Please print the full listing exactly.

□ □ □ □

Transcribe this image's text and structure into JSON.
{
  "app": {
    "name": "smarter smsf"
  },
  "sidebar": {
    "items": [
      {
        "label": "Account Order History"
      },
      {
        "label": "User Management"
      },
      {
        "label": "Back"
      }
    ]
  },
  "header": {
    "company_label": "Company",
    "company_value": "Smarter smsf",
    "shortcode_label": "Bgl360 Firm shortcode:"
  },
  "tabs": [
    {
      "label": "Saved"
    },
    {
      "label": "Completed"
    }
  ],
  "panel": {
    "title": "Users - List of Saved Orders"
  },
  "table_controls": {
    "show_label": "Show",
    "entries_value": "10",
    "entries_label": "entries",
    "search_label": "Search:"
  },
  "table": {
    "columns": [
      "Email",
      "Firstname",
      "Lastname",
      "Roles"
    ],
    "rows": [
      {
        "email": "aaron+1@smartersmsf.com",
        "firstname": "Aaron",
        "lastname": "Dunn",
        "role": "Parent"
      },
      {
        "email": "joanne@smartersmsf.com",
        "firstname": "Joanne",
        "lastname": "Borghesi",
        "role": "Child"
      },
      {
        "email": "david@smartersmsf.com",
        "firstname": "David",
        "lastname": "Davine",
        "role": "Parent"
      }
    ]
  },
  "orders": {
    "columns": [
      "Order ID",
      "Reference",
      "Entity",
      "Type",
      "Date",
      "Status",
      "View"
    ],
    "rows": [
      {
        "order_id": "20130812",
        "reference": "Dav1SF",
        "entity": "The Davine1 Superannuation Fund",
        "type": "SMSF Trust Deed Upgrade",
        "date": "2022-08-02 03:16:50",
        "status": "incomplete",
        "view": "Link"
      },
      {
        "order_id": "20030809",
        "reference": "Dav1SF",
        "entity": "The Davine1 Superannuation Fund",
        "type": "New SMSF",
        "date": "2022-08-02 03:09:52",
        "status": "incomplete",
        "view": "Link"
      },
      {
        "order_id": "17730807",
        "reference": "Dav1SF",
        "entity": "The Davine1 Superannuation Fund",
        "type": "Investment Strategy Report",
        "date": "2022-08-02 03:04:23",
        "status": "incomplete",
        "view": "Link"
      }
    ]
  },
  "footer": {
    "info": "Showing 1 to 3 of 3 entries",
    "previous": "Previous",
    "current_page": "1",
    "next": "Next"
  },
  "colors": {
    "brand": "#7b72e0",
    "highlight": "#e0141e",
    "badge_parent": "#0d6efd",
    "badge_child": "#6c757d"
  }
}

□ □ □ □

▸ Final answer:
Transcribe this image's text and structure into JSON.
{
  "app": {
    "name": "smarter smsf"
  },
  "sidebar": {
    "items": [
      {
        "label": "Account Order History"
      },
      {
        "label": "User Management"
      },
      {
        "label": "Back"
      }
    ]
  },
  "header": {
    "company_label": "Company",
    "company_value": "Smarter smsf",
    "shortcode_label": "Bgl360 Firm shortcode:"
  },
  "tabs": [
    {
      "label": "Saved"
    },
    {
      "label": "Completed"
    }
  ],
  "panel": {
    "title": "Users - List of Saved Orders"
  },
  "table_controls": {
    "show_label": "Show",
    "entries_value": "10",
    "entries_label": "entries",
    "search_label": "Search:"
  },
  "table": {
    "columns": [
      "Email",
      "Firstname",
      "Lastname",
      "Roles"
    ],
    "rows": [
      {
        "email": "aaron+1@smartersmsf.com",
        "firstname": "Aaron",
        "lastname": "Dunn",
        "role": "Parent"
      },
      {
        "email": "joanne@smartersmsf.com",
        "firstname": "Joanne",
        "lastname": "Borghesi",
        "role": "Child"
      },
      {
        "email": "david@smartersmsf.com",
        "firstname": "David",
        "lastname": "Davine",
        "role": "Parent"
      }
    ]
  },
  "orders": {
    "columns": [
      "Order ID",
      "Reference",
      "Entity",
      "Type",
      "Date",
      "Status",
      "View"
    ],
    "rows": [
      {
        "order_id": "20130812",
        "reference": "Dav1SF",
        "entity": "The Davine1 Superannuation Fund",
        "type": "SMSF Trust Deed Upgrade",
        "date": "2022-08-02 03:16:50",
        "status": "incomplete",
        "view": "Link"
      },
      {
        "order_id": "20030809",
        "reference": "Dav1SF",
        "entity": "The Davine1 Superannuation Fund",
        "type": "New SMSF",
        "date": "2022-08-02 03:09:52",
        "status": "incomplete",
        "view": "Link"
      },
      {
        "order_id": "17730807",
        "reference": "Dav1SF",
        "entity": "The Davine1 Superannuation Fund",
        "type": "Investment Strategy Report",
        "date": "2022-08-02 03:04:23",
        "status": "incomplete",
        "view": "Link"
      }
    ]
  },
  "footer": {
    "info": "Showing 1 to 3 of 3 entries",
    "previous": "Previous",
    "current_page": "1",
    "next": "Next"
  },
  "colors": {
    "brand": "#7b72e0",
    "highlight": "#e0141e",
    "badge_parent": "#0d6efd",
    "badge_child": "#6c757d"
  }
}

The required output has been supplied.